**Yapılacak iş**
"Localize all elements." geçen satırdan başlayıp "- relative-original-label: Relativt" geçen satıra kadar uzanan satırları, iki uçtaki satırlar da dahil olmak üzere, "elements" yerine "items" koyarak yeniden yazın ve geri kalan her şeyi aynen bırakın. Resimleri cevaba almayın.

**Gösterilen kayıtlar**

★ ★ ★ ★

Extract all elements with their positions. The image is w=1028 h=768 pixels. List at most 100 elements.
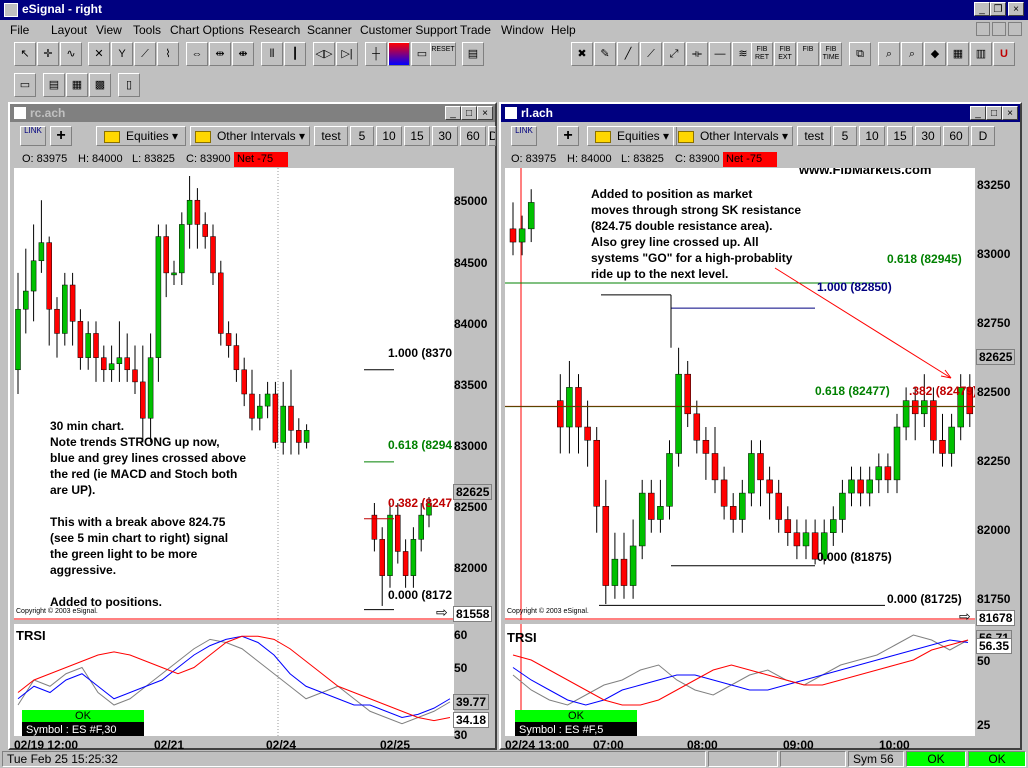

★ ★ ★ ★

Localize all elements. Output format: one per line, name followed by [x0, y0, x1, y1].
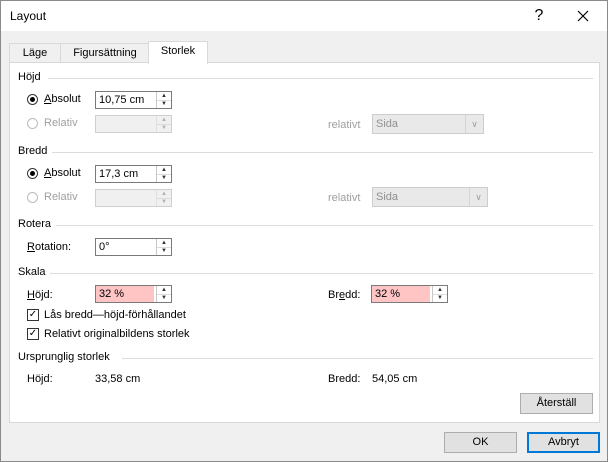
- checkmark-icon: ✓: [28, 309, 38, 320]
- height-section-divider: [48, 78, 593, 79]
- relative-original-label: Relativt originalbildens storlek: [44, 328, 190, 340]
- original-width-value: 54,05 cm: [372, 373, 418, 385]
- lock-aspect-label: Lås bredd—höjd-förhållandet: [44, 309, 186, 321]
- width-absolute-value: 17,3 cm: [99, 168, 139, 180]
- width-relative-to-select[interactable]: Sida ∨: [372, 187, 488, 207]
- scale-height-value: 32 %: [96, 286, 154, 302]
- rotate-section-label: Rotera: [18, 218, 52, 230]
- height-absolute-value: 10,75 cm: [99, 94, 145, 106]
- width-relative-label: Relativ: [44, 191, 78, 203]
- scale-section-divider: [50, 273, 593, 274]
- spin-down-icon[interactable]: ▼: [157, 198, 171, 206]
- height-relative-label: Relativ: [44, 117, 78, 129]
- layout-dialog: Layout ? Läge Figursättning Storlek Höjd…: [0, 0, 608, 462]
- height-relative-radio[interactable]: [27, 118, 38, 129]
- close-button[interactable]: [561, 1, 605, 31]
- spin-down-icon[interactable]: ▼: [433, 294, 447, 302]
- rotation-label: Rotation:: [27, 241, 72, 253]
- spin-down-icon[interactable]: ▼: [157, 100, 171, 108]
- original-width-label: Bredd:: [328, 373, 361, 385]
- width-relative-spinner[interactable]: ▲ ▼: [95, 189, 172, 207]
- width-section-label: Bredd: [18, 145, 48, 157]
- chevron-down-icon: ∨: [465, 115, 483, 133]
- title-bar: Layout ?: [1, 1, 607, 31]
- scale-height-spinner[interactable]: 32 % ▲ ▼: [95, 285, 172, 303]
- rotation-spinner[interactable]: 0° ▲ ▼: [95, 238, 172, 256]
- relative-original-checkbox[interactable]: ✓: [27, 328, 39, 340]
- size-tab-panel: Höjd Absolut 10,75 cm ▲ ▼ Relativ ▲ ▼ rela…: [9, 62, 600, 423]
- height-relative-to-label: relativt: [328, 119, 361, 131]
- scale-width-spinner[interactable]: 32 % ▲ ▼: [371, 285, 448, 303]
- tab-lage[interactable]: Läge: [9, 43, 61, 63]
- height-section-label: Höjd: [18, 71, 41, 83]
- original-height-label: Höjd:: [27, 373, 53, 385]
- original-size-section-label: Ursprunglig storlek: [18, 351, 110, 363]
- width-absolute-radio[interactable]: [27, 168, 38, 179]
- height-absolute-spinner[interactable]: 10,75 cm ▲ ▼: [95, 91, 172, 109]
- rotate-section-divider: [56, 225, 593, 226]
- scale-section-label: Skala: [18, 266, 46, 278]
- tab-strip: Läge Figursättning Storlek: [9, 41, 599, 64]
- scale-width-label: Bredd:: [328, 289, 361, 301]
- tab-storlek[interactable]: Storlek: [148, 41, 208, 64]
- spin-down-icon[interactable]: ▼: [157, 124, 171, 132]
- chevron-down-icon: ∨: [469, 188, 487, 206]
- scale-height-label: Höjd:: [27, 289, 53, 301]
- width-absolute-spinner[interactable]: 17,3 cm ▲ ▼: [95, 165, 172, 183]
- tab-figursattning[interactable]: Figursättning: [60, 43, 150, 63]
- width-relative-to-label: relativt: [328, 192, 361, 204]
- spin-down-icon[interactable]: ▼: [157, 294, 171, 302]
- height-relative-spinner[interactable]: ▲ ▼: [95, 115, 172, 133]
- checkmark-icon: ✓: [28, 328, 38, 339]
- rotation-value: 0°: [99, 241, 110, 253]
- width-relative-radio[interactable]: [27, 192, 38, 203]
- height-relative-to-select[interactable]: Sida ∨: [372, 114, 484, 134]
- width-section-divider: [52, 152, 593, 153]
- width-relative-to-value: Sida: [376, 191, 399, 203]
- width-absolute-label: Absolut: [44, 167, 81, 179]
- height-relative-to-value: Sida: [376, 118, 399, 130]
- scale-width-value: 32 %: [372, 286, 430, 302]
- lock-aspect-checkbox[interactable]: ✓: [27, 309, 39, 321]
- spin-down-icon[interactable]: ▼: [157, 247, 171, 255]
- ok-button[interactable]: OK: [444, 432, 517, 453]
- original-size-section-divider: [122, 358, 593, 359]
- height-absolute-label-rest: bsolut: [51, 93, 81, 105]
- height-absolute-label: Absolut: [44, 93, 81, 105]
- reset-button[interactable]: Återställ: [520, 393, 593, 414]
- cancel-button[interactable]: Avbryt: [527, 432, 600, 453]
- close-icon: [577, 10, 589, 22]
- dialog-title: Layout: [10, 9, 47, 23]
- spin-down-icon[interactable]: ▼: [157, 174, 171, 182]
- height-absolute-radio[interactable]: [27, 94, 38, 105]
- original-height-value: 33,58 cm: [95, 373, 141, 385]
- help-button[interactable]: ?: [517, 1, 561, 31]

★ ★ ★ ★

**Görev çıktısı**
Localize all items. Output format: one per line, name followed by [x0, y0, x1, y1].
- checkmark-icon: ✓: [28, 309, 38, 320]
- height-section-divider: [48, 78, 593, 79]
- relative-original-label: Relativt originalbildens storlek: [44, 328, 190, 340]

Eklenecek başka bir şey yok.